PROVIDED TEXT:
§
It should be understood that, when an element is referred to as being “connected” to another element, the element can be directly or indirectly connected to the other element. The indirect connection includes “connection” via a wireless communication network.

It should be understood that the term “include”, when used in the present disclosure, specifies the presence of stated features, integers, steps, operations, elements, and/or components but does not preclude the presence or addition of at least one other features, integers, steps, operations, elements, components, and/or groups thereof.

It should be understood that, when it is stated in the present disclosure that a member is located “on” another member, not only a member may be in contact with another member, but also still another member may be present between the two members.

It should be understood that, although the terms first, second, etc. may be used herein to describe various elements, these elements should not be limited by these terms.

It should be understood that the singular forms are intended to include the plural forms as well, unless the context clearly dictates otherwise.

Reference numerals used for method steps are just used for convenience of explanation but are not intended to limit an order of the steps. Thus, unless the context clearly dictates otherwise, the written order may be practiced otherwise. When a component, device, element, or the like of the present disclosure is described as having a purpose or performing an operation, function, or the like, the component, device, element, or the like should be considered herein as being “configured to” meet that purpose or to perform that operation or function. Each of the component, device, element, and the like may separately embody or be included with a processor and a memory, such as a non-transitory computer readable media, as part of the apparatus.

Hereinafter, an operation principle and embodiments of the disclosure are described in detail with reference to the accompanying drawings.

FIG. 1 is a diagram illustrating a lithium-air battery-based power supply apparatus according to an embodiment. A lithium-air battery-based power supply apparatus 110 shown in FIG. 1 is for supplying power to a relatively small eco mobility device based on a lithium-air battery. As shown in FIG. 1, the lithium-air battery-based power supply apparatus 110 of an eco mobility device according to an embodiment includes a battery part 120, an air supply part 130, a dehumidification part 150, an oxygen concentration part 170, and a controller 190.
§
RECORDS:

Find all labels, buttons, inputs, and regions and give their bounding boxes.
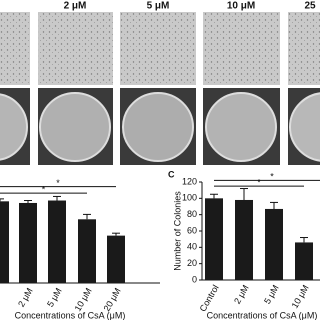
bar <box>19 202 37 283</box>
micrograph <box>120 12 196 85</box>
dish <box>39 92 111 162</box>
significance-star: * <box>56 178 60 188</box>
micrographs <box>0 12 320 85</box>
x-tick-label: 2 μM <box>16 286 35 308</box>
y-tick-label: 120 <box>182 176 197 186</box>
y-tick-label: 100 <box>182 193 197 203</box>
x-tick-label: 20 μM <box>102 286 123 313</box>
y-tick-label: 80 <box>187 209 197 219</box>
significance-star: * <box>270 172 274 182</box>
x-tick-label: 10 μM <box>290 283 311 310</box>
y-tick-label: 20 <box>187 258 197 268</box>
dish <box>0 93 28 161</box>
bar <box>265 208 283 280</box>
dish <box>122 92 194 162</box>
panel-header: 25 <box>304 1 316 12</box>
x-tick-label: 5 μM <box>262 283 281 305</box>
micrograph <box>38 12 113 85</box>
x-tick-label: 5 μM <box>45 286 64 308</box>
x-tick-label: 2 μM <box>232 283 251 305</box>
panel-header: 10 μM <box>227 1 255 12</box>
bar <box>295 242 313 280</box>
micrograph <box>288 12 320 85</box>
y-axis-label: Number of Colonies <box>172 191 182 271</box>
micrograph <box>0 12 30 85</box>
dish-photos <box>0 88 320 165</box>
dish <box>289 92 320 162</box>
panel-header: 5 μM <box>147 1 170 12</box>
x-tick-label: 10 μM <box>73 286 94 313</box>
charts: 2 μM 5 μM 10 μM 20 μM * * Concentrations of Cs… <box>0 169 320 320</box>
bar <box>78 219 96 283</box>
bar <box>235 199 253 280</box>
significance-star: * <box>42 185 46 195</box>
bar <box>205 198 223 280</box>
y-tick-label: 0 <box>192 274 197 284</box>
y-tick-label: 60 <box>187 225 197 235</box>
bar <box>48 200 66 283</box>
y-tick-label: 40 <box>187 242 197 252</box>
panel-letter: C <box>168 169 175 179</box>
x-axis-label: Concentrations of CsA (μM) <box>15 310 126 320</box>
x-axis-label: Concentrations of CsA (μM) <box>207 310 318 320</box>
panel-header: 2 μM <box>64 1 87 12</box>
panel-headers: 2 μM 5 μM 10 μM 25 <box>64 1 316 12</box>
bar <box>107 235 125 283</box>
significance-star: * <box>257 177 261 187</box>
bar <box>0 201 9 283</box>
x-tick-label: Control <box>198 283 221 313</box>
dish <box>205 92 277 162</box>
micrograph <box>203 12 280 85</box>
§
PARTS OF THE EXERCISE:
- 1) Summarize the provided text in two sentences.
- 2) Reproduce word for word the part of the provided text starting with "It should be understood that, although" and going on through "clearly dictates otherwise.".

ANSWERS PER TASK:
- 1) The provided text explains how the disclosure's wording is to be read: "connected" covers direct and indirect connection, "include" does not exclude other features, "on" allows another member in between, ordinal terms and singular forms are not limiting, and step numbering does not fix the order of steps. It then introduces FIG. 1, a lithium-air battery-based power supply apparatus for a relatively small eco mobility device, made up of a battery part, an air supply part, a dehumidification part, an oxygen concentration part, and a controller.

- 2)
It should be understood that, although the terms first, second, etc. may be used herein to describe various elements, these elements should not be limited by these terms.

It should be understood that the singular forms are intended to include the plural forms as well, unless the context clearly dictates otherwise.